## What you should do
Reproduce each line from the records that holds "text".

[Items from a data source]

--------------------------------------------------

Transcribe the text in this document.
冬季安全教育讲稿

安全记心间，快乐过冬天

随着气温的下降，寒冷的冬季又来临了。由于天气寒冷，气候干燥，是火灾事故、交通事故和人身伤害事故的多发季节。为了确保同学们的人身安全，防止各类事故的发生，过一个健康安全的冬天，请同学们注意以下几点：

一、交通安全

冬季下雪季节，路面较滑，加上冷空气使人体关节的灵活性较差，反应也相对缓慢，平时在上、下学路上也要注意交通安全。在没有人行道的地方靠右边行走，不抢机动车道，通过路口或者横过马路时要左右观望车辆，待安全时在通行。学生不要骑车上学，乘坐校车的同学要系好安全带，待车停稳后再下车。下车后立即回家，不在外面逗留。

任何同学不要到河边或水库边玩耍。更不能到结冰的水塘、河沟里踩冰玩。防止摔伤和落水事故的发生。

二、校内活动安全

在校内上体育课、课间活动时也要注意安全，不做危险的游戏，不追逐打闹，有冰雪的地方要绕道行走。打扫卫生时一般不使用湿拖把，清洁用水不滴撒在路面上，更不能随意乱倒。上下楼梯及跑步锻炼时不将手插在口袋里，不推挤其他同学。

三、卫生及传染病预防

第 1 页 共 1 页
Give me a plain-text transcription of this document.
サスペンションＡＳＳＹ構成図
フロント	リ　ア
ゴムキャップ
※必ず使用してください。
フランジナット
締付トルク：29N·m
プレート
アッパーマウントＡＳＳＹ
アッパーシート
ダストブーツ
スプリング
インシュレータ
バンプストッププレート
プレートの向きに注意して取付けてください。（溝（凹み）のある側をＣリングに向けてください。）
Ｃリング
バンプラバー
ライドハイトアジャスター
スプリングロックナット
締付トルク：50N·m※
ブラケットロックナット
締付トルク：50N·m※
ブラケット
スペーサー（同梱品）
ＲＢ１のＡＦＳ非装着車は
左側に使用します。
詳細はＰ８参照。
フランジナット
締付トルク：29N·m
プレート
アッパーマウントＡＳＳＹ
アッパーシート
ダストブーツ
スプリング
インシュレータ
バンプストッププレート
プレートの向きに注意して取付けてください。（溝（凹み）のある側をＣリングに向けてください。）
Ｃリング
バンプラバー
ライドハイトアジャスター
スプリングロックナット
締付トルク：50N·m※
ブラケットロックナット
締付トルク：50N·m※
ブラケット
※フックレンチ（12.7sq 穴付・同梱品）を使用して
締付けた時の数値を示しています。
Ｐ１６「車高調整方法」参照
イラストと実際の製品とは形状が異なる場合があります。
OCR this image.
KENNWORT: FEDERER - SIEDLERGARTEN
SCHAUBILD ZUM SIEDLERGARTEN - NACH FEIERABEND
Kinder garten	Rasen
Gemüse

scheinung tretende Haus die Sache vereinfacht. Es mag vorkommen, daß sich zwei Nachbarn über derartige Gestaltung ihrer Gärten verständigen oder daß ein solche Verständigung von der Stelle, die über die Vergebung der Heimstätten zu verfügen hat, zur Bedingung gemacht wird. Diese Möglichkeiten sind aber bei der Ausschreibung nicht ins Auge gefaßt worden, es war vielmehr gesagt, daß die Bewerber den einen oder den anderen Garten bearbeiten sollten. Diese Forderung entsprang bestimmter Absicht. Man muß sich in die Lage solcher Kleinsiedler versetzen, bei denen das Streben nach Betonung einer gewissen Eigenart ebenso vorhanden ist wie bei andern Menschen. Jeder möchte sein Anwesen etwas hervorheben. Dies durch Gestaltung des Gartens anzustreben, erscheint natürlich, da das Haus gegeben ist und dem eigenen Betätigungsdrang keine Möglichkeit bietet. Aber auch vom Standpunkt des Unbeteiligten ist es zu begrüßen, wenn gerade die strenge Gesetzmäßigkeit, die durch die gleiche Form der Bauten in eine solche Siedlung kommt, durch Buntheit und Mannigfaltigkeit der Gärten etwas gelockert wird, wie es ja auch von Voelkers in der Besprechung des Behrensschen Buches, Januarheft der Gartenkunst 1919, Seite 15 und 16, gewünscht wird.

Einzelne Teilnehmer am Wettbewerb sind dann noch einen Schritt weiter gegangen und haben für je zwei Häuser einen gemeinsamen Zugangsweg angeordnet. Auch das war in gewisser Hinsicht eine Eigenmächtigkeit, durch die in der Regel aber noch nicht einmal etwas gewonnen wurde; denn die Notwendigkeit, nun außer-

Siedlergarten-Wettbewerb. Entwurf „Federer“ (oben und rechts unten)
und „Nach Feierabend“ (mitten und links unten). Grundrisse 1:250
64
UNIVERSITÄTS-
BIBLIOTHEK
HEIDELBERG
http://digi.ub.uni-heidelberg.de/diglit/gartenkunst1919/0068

--------------------------------------------------

## Response
Transcribe the text in this document.
Give me a plain-text transcription of this document.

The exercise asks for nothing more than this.